# Short task:
Leave out the images and repeat the listing below without a single change.

# Task input:

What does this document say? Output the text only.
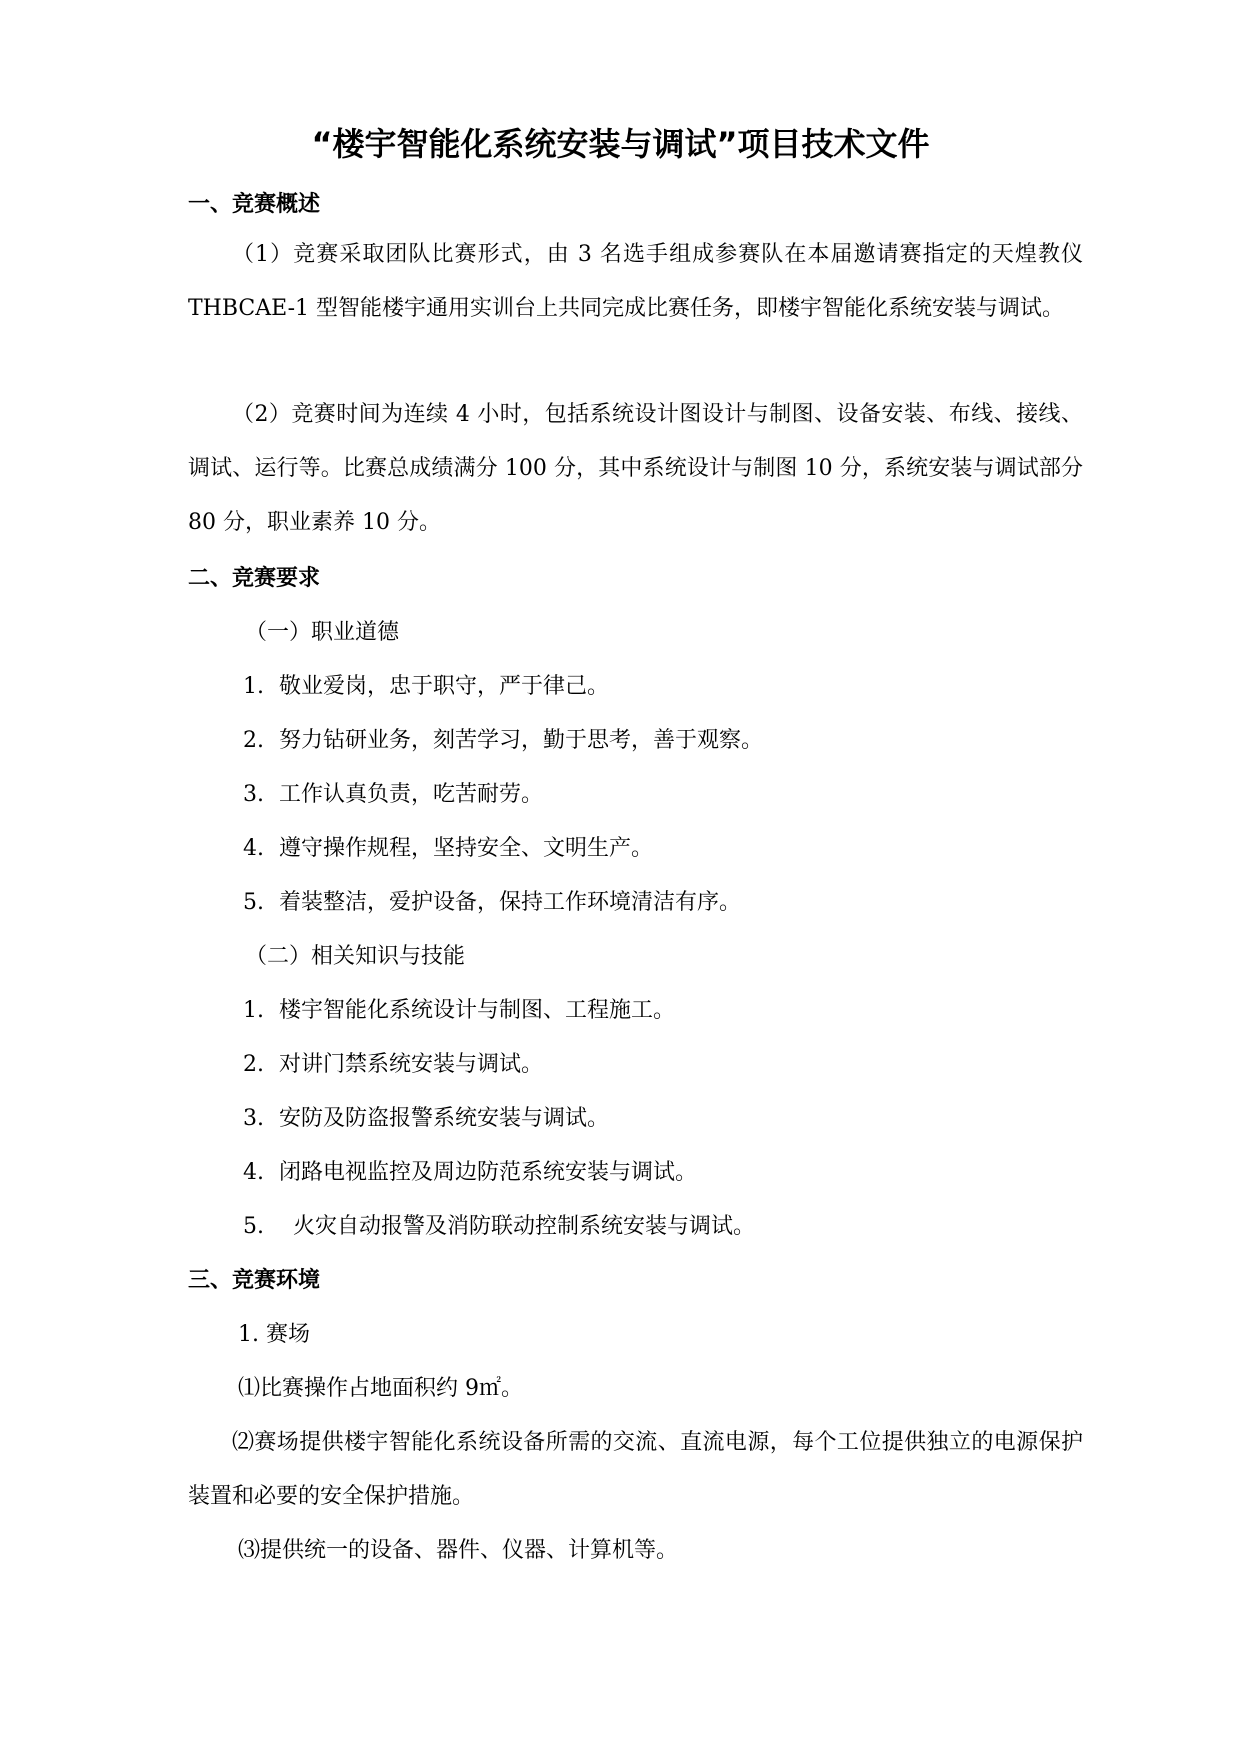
“楼宇智能化系统安装与调试”项目技术文件
一、竞赛概述
（1）竞赛采取团队比赛形式，由 3 名选手组成参赛队在本届邀请赛指定的天煌教仪 THBCAE-1 型智能楼宇通用实训台上共同完成比赛任务，即楼宇智能化系统安装与调试。
（2）竞赛时间为连续 4 小时，包括系统设计图设计与制图、设备安装、布线、接线、调试、运行等。比赛总成绩满分 100 分，其中系统设计与制图 10 分，系统安装与调试部分 80 分，职业素养 10 分。
二、竞赛要求
（一）职业道德
1. 敬业爱岗，忠于职守，严于律己。
2. 努力钻研业务，刻苦学习，勤于思考，善于观察。
3. 工作认真负责，吃苦耐劳。
4. 遵守操作规程，坚持安全、文明生产。
5. 着装整洁，爱护设备，保持工作环境清洁有序。
（二）相关知识与技能
1. 楼宇智能化系统设计与制图、工程施工。
2. 对讲门禁系统安装与调试。
3. 安防及防盗报警系统安装与调试。
4. 闭路电视监控及周边防范系统安装与调试。
5. 火灾自动报警及消防联动控制系统安装与调试。
三、竞赛环境
1. 赛场
⑴比赛操作占地面积约 9㎡。
⑵赛场提供楼宇智能化系统设备所需的交流、直流电源，每个工位提供独立的电源保护装置和必要的安全保护措施。
⑶提供统一的设备、器件、仪器、计算机等。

# Answer to the problem:
What does this document say? Output the text only.
“楼宇智能化系统安装与调试”项目技术文件
一、竞赛概述
（1）竞赛采取团队比赛形式，由 3 名选手组成参赛队在本届邀请赛指定的天煌教仪 THBCAE-1 型智能楼宇通用实训台上共同完成比赛任务，即楼宇智能化系统安装与调试。
（2）竞赛时间为连续 4 小时，包括系统设计图设计与制图、设备安装、布线、接线、调试、运行等。比赛总成绩满分 100 分，其中系统设计与制图 10 分，系统安装与调试部分 80 分，职业素养 10 分。
二、竞赛要求
（一）职业道德
1. 敬业爱岗，忠于职守，严于律己。
2. 努力钻研业务，刻苦学习，勤于思考，善于观察。
3. 工作认真负责，吃苦耐劳。
4. 遵守操作规程，坚持安全、文明生产。
5. 着装整洁，爱护设备，保持工作环境清洁有序。
（二）相关知识与技能
1. 楼宇智能化系统设计与制图、工程施工。
2. 对讲门禁系统安装与调试。
3. 安防及防盗报警系统安装与调试。
4. 闭路电视监控及周边防范系统安装与调试。
5. 火灾自动报警及消防联动控制系统安装与调试。
三、竞赛环境
1. 赛场
⑴比赛操作占地面积约 9㎡。
⑵赛场提供楼宇智能化系统设备所需的交流、直流电源，每个工位提供独立的电源保护装置和必要的安全保护措施。
⑶提供统一的设备、器件、仪器、计算机等。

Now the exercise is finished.